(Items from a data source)
************

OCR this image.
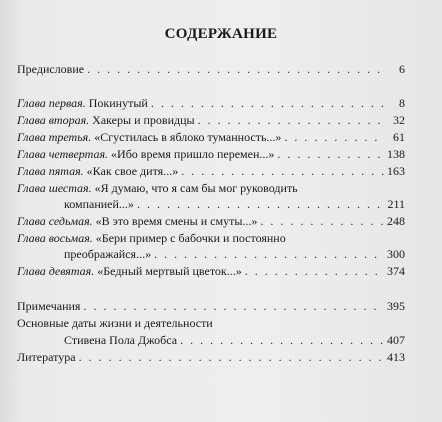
СОДЕРЖАНИЕ
Предисловие . . .	6
Глава первая. Покинутый . . .	8
Глава вторая. Хакеры и провидцы . . .	32
Глава третья. «Сгустилась в яблоко туманность...» . . .	61
Глава четвертая. «Ибо время пришло перемен...» . . .	138
Глава пятая. «Как свое дитя...» . . .	163
Глава шестая. «Я думаю, что я сам бы мог руководить
компанией...» . . .	211
Глава седьмая. «В это время смены и смуты...» . . .	248
Глава восьмая. «Бери пример с бабочки и постоянно
преображайся...» . . .	300
Глава девятая. «Бедный мертвый цветок...» . . .	374
Примечания . . .	395
Основные даты жизни и деятельности
Стивена Пола Джобса . . .	407
Литература . . .	413
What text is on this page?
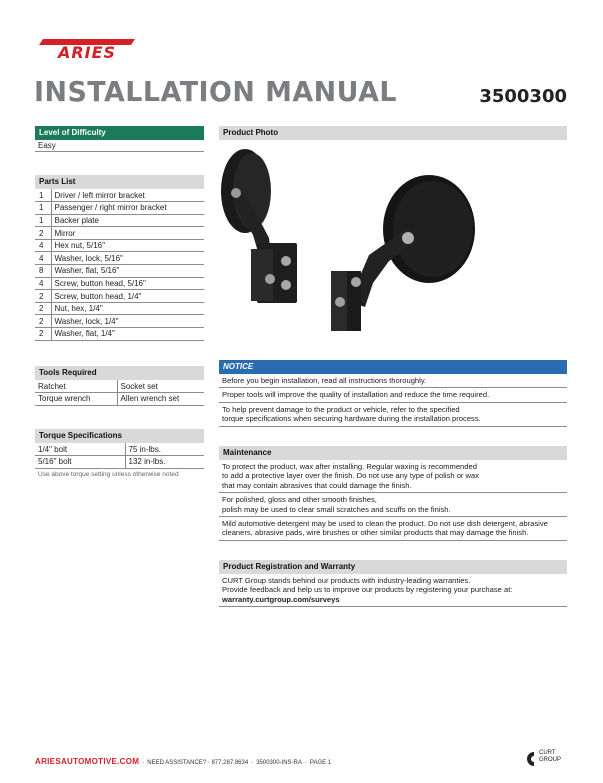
ARIES
INSTALLATION MANUAL	3500300
Level of Difficulty
Easy
Parts List
1	Driver / left mirror bracket
1	Passenger / right mirror bracket
1	Backer plate
2	Mirror
4	Hex nut, 5/16"
4	Washer, lock, 5/16"
8	Washer, flat, 5/16"
4	Screw, button head, 5/16"
2	Screw, button head, 1/4"
2	Nut, hex, 1/4"
2	Washer, lock, 1/4"
2	Washer, flat, 1/4"
Tools Required
Ratchet	Socket set
Torque wrench	Allen wrench set
Torque Specifications
1/4" bolt	75 in-lbs.
5/16" bolt	132 in-lbs.
Use above torque setting unless otherwise noted
Product Photo
NOTICE
Before you begin installation, read all instructions thoroughly.
Proper tools will improve the quality of installation and reduce the time required.
To help prevent damage to the product or vehicle, refer to the specified
torque specifications when securing hardware during the installation process.
Maintenance
To protect the product, wax after installing. Regular waxing is recommended
to add a protective layer over the finish. Do not use any type of polish or wax
that may contain abrasives that could damage the finish.
For polished, gloss and other smooth finishes,
polish may be used to clear small scratches and scuffs on the finish.
Mild automotive detergent may be used to clean the product. Do not use dish detergent, abrasive
cleaners, abrasive pads, wire brushes or other similar products that may damage the finish.
Product Registration and Warranty
CURT Group stands behind our products with industry-leading warranties.
Provide feedback and help us to improve our products by registering your purchase at:
warranty.curtgroup.com/surveys
ARIESAUTOMOTIVE.COM · NEED ASSISTANCE? · 877.287.8634 · 3500300-INS-RA · PAGE 1
CURT
GROUP
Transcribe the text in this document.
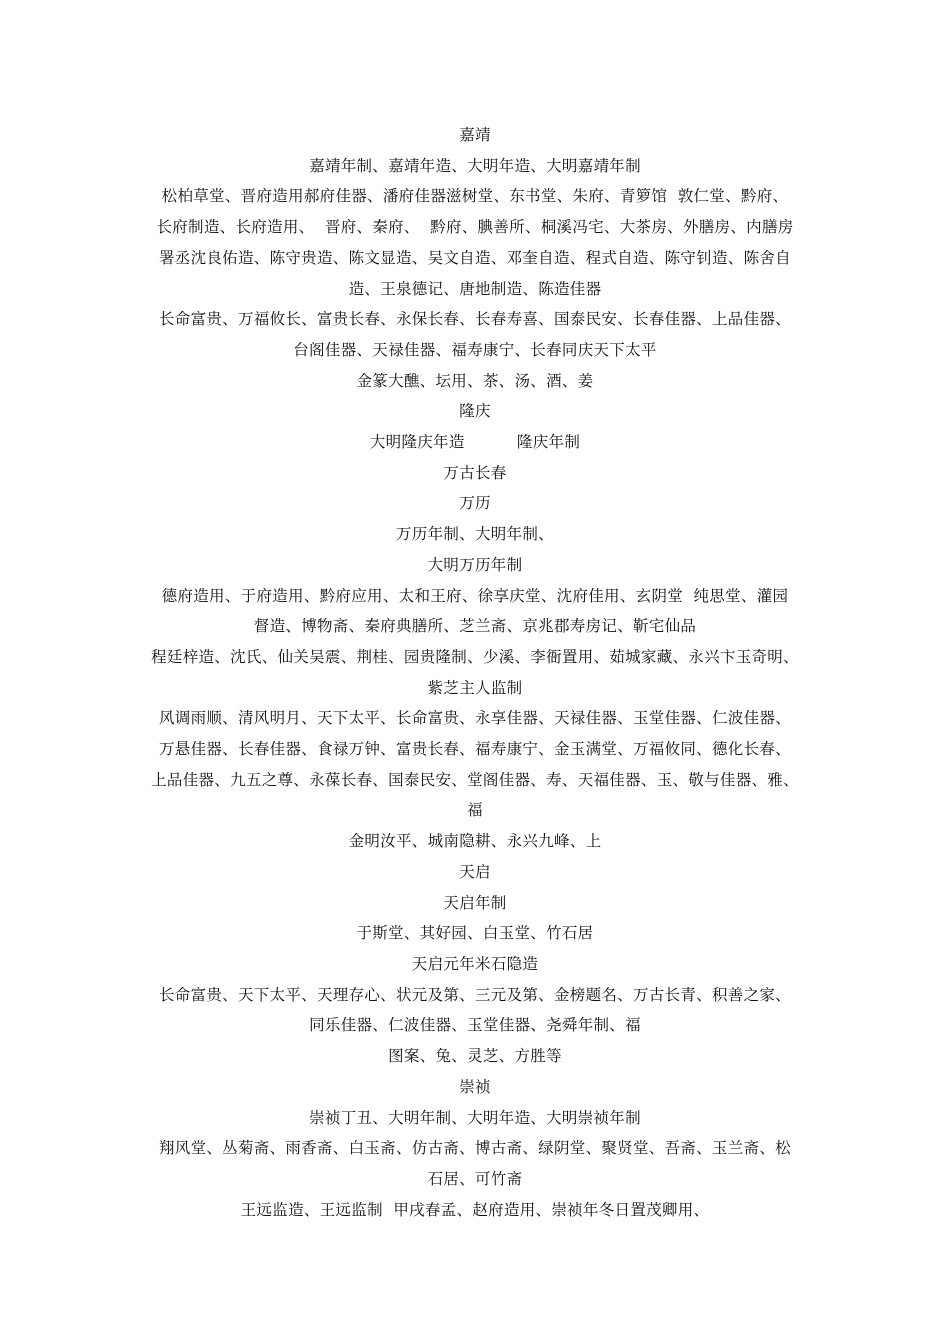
嘉靖
嘉靖年制、嘉靖年造、大明年造、大明嘉靖年制
松柏草堂、晋府造用郝府佳器、潘府佳器滋树堂、东书堂、朱府、青箩馆  敦仁堂、黔府、
长府制造、长府造用、  晋府、秦府、  黔府、腆善所、桐溪冯宅、大茶房、外膳房、内膳房
署丞沈良佑造、陈守贵造、陈文显造、吴文自造、邓奎自造、程式自造、陈守钊造、陈舍自
造、王泉德记、唐地制造、陈造佳器
长命富贵、万福攸长、富贵长春、永保长春、长春寿喜、国泰民安、长春佳器、上品佳器、
台阁佳器、天禄佳器、福寿康宁、长春同庆天下太平
金篆大醮、坛用、茶、汤、酒、姜
隆庆
大明隆庆年造          隆庆年制
万古长春
万历
万历年制、大明年制、
大明万历年制
德府造用、于府造用、黔府应用、太和王府、徐享庆堂、沈府佳用、玄阴堂  纯思堂、灌园
督造、博物斋、秦府典膳所、芝兰斋、京兆郡寿房记、靳宅仙品
程廷梓造、沈氏、仙关吴震、荆桂、园贵隆制、少溪、李衙置用、茹城家藏、永兴卞玉奇明、
紫芝主人监制
风调雨顺、清风明月、天下太平、长命富贵、永享佳器、天禄佳器、玉堂佳器、仁波佳器、
万悬佳器、长春佳器、食禄万钟、富贵长春、福寿康宁、金玉满堂、万福攸同、德化长春、
上品佳器、九五之尊、永葆长春、国泰民安、堂阁佳器、寿、天福佳器、玉、敬与佳器、雅、
福
金明汝平、城南隐耕、永兴九峰、上
天启
天启年制
于斯堂、其好园、白玉堂、竹石居
天启元年米石隐造
长命富贵、天下太平、天理存心、状元及第、三元及第、金榜题名、万古长青、积善之家、
同乐佳器、仁波佳器、玉堂佳器、尧舜年制、福
图案、兔、灵芝、方胜等
崇祯
崇祯丁丑、大明年制、大明年造、大明崇祯年制
翔风堂、丛菊斋、雨香斋、白玉斋、仿古斋、博古斋、绿阴堂、聚贤堂、吾斋、玉兰斋、松
石居、可竹斋
王远监造、王远监制  甲戌春孟、赵府造用、崇祯年冬日置茂卿用、
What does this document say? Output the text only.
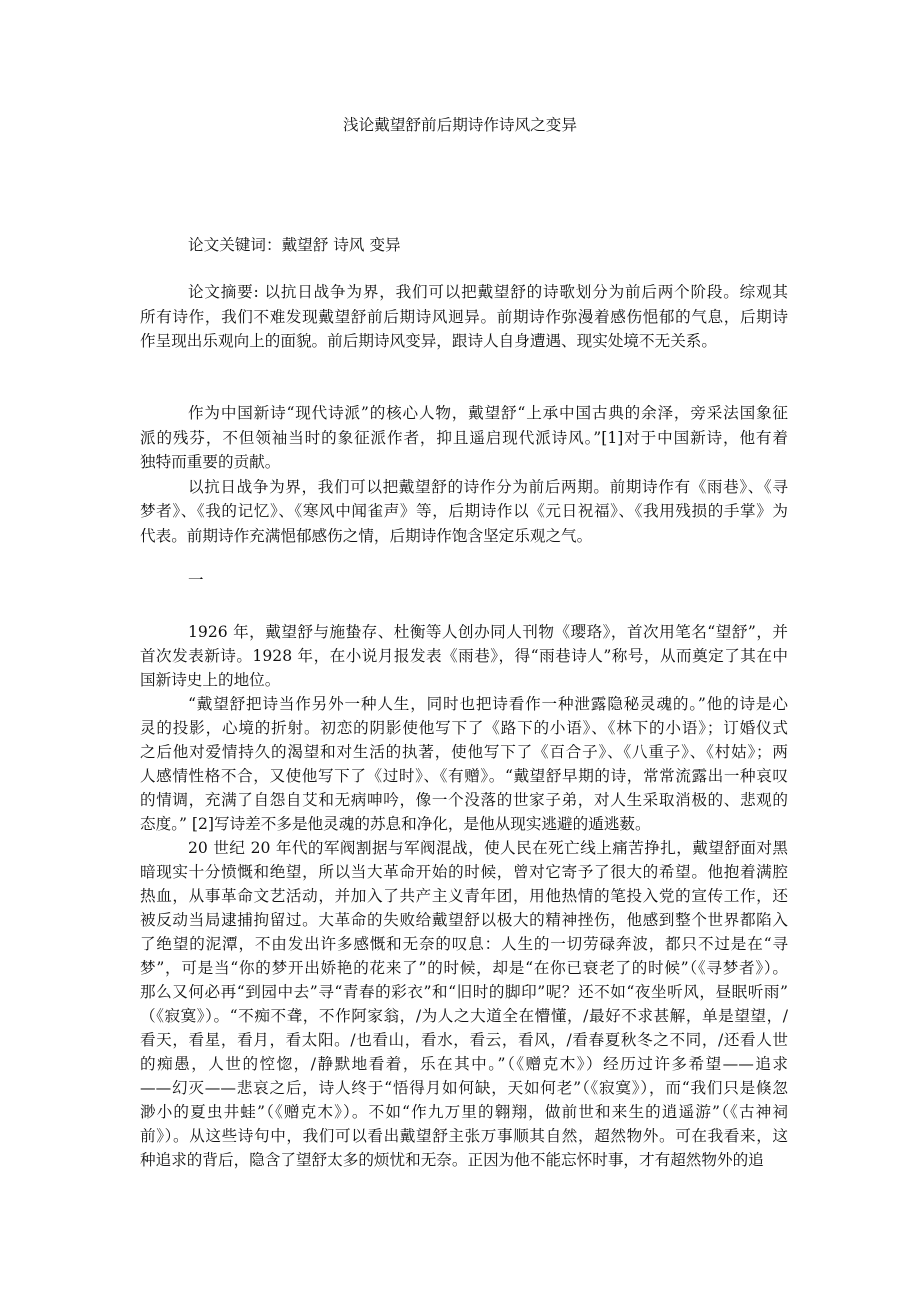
浅论戴望舒前后期诗作诗风之变异
论文关键词：戴望舒 诗风 变异
论文摘要: 以抗日战争为界，我们可以把戴望舒的诗歌划分为前后两个阶段。综观其
所有诗作，我们不难发现戴望舒前后期诗风迥异。前期诗作弥漫着感伤悒郁的气息，后期诗
作呈现出乐观向上的面貌。前后期诗风变异，跟诗人自身遭遇、现实处境不无关系。
作为中国新诗“现代诗派”的核心人物，戴望舒“上承中国古典的余泽，旁采法国象征
派的残芬，不但领袖当时的象征派作者，抑且遥启现代派诗风。”[1]对于中国新诗，他有着
独特而重要的贡献。
以抗日战争为界，我们可以把戴望舒的诗作分为前后两期。前期诗作有《雨巷》、《寻
梦者》、《我的记忆》、《寒风中闻雀声》等，后期诗作以《元日祝福》、《我用残损的手掌》为
代表。前期诗作充满悒郁感伤之情，后期诗作饱含坚定乐观之气。
一
1926 年，戴望舒与施蛰存、杜衡等人创办同人刊物《璎珞》，首次用笔名“望舒”，并
首次发表新诗。1928 年，在小说月报发表《雨巷》，得“雨巷诗人”称号，从而奠定了其在中
国新诗史上的地位。
“戴望舒把诗当作另外一种人生，同时也把诗看作一种泄露隐秘灵魂的。”他的诗是心
灵的投影，心境的折射。初恋的阴影使他写下了《路下的小语》、《林下的小语》；订婚仪式
之后他对爱情持久的渴望和对生活的执著，使他写下了《百合子》、《八重子》、《村姑》；两
人感情性格不合，又使他写下了《过时》、《有赠》。“戴望舒早期的诗，常常流露出一种哀叹
的情调，充满了自怨自艾和无病呻吟，像一个没落的世家子弟，对人生采取消极的、悲观的
态度。” [2]写诗差不多是他灵魂的苏息和净化，是他从现实逃避的遁逃薮。
20 世纪 20 年代的军阀割据与军阀混战，使人民在死亡线上痛苦挣扎，戴望舒面对黑
暗现实十分愤慨和绝望，所以当大革命开始的时候，曾对它寄予了很大的希望。他抱着满腔
热血，从事革命文艺活动，并加入了共产主义青年团，用他热情的笔投入党的宣传工作，还
被反动当局逮捕拘留过。大革命的失败给戴望舒以极大的精神挫伤，他感到整个世界都陷入
了绝望的泥潭，不由发出许多感慨和无奈的叹息：人生的一切劳碌奔波，都只不过是在“寻
梦”，可是当“你的梦开出娇艳的花来了”的时候，却是“在你已衰老了的时候”（《寻梦者》）。
那么又何必再“到园中去”寻“青春的彩衣”和“旧时的脚印”呢？还不如“夜坐听风，昼眠听雨”
（《寂寞》）。“不痴不聋，不作阿家翁，/为人之大道全在懵懂，/最好不求甚解，单是望望，/
看天，看星，看月，看太阳。/也看山，看水，看云，看风，/看春夏秋冬之不同，/还看人世
的痴愚，人世的悾惚，/静默地看着，乐在其中。”（《赠克木》）经历过许多希望——追求
——幻灭——悲哀之后，诗人终于“悟得月如何缺，天如何老”（《寂寞》），而“我们只是倏忽
渺小的夏虫井蛙”（《赠克木》）。不如“作九万里的翱翔，做前世和来生的逍遥游”（《古神祠
前》）。从这些诗句中，我们可以看出戴望舒主张万事顺其自然，超然物外。可在我看来，这
种追求的背后，隐含了望舒太多的烦忧和无奈。正因为他不能忘怀时事，才有超然物外的追
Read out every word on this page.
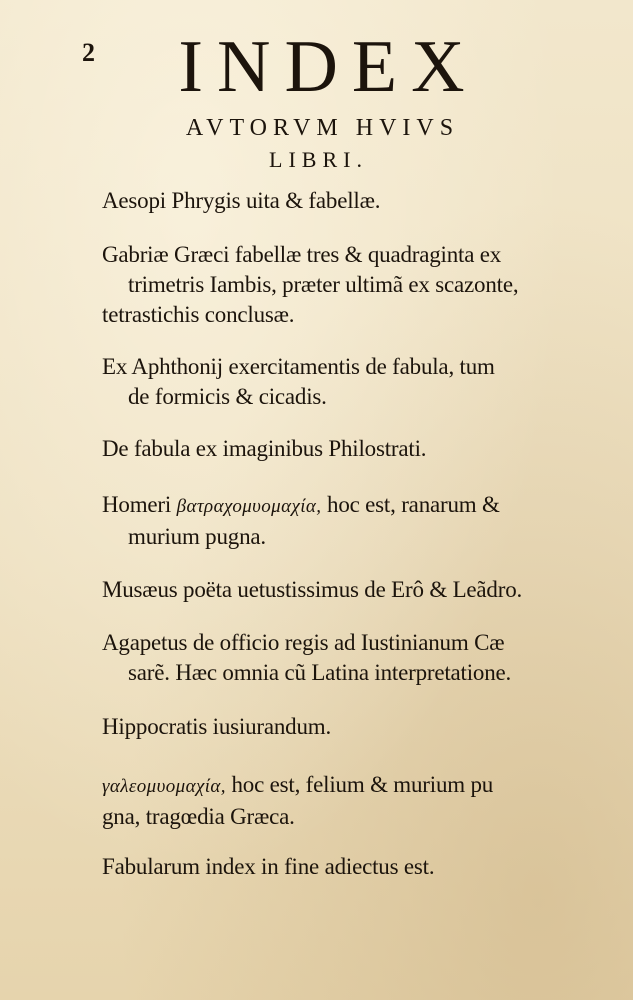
2	INDEX
AVTORVM HVIVS
LIBRI.
Aesopi Phrygis uita & fabellæ.
Gabriæ Græci fabellæ tres & quadraginta ex
trimetris Iambis, præter ultimã ex scazonte,
tetrastichis conclusæ.
Ex Aphthonij exercitamentis de fabula, tum
de formicis & cicadis.
De fabula ex imaginibus Philostrati.
Homeri βατραχομυομαχία, hoc est, ranarum &
murium pugna.
Musæus poëta uetustissimus de Erô & Leãdro.
Agapetus de officio regis ad Iustinianum Cæ
sarẽ. Hæc omnia cũ Latina interpretatione.
Hippocratis iusiurandum.
γαλεομυομαχία, hoc est, felium & murium pu
gna, tragœdia Græca.
Fabularum index in fine adiectus est.
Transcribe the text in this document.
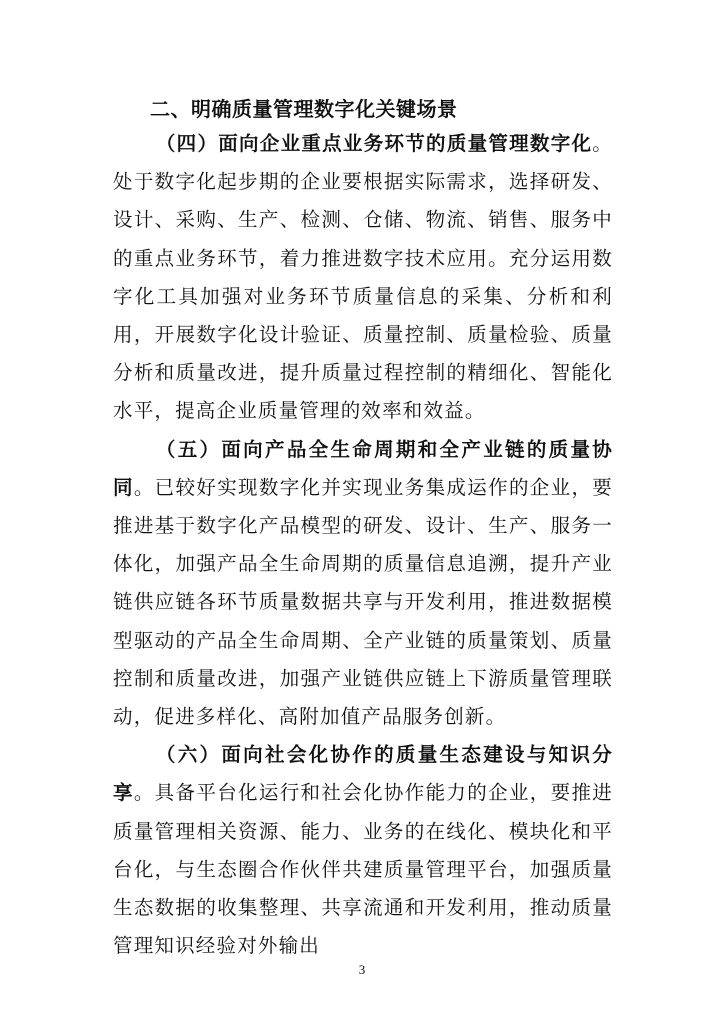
二、明确质量管理数字化关键场景

（四）面向企业重点业务环节的质量管理数字化。处于数字化起步期的企业要根据实际需求，选择研发、设计、采购、生产、检测、仓储、物流、销售、服务中的重点业务环节，着力推进数字技术应用。充分运用数字化工具加强对业务环节质量信息的采集、分析和利用，开展数字化设计验证、质量控制、质量检验、质量分析和质量改进，提升质量过程控制的精细化、智能化水平，提高企业质量管理的效率和效益。

（五）面向产品全生命周期和全产业链的质量协同。已较好实现数字化并实现业务集成运作的企业，要推进基于数字化产品模型的研发、设计、生产、服务一体化，加强产品全生命周期的质量信息追溯，提升产业链供应链各环节质量数据共享与开发利用，推进数据模型驱动的产品全生命周期、全产业链的质量策划、质量控制和质量改进，加强产业链供应链上下游质量管理联动，促进多样化、高附加值产品服务创新。

（六）面向社会化协作的质量生态建设与知识分享。具备平台化运行和社会化协作能力的企业，要推进质量管理相关资源、能力、业务的在线化、模块化和平台化，与生态圈合作伙伴共建质量管理平台，加强质量生态数据的收集整理、共享流通和开发利用，推动质量管理知识经验对外输出

3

************

**GIVEN EXERCISE**: Pull out all lines containing the word "福寿康宁" from the entries above.

**WRITTEN RESPONSE**:
台阁佳器、天禄佳器、福寿康宁、长春同庆天下太平
万悬佳器、长春佳器、食禄万钟、富贵长春、福寿康宁、金玉满堂、万福攸同、德化长春、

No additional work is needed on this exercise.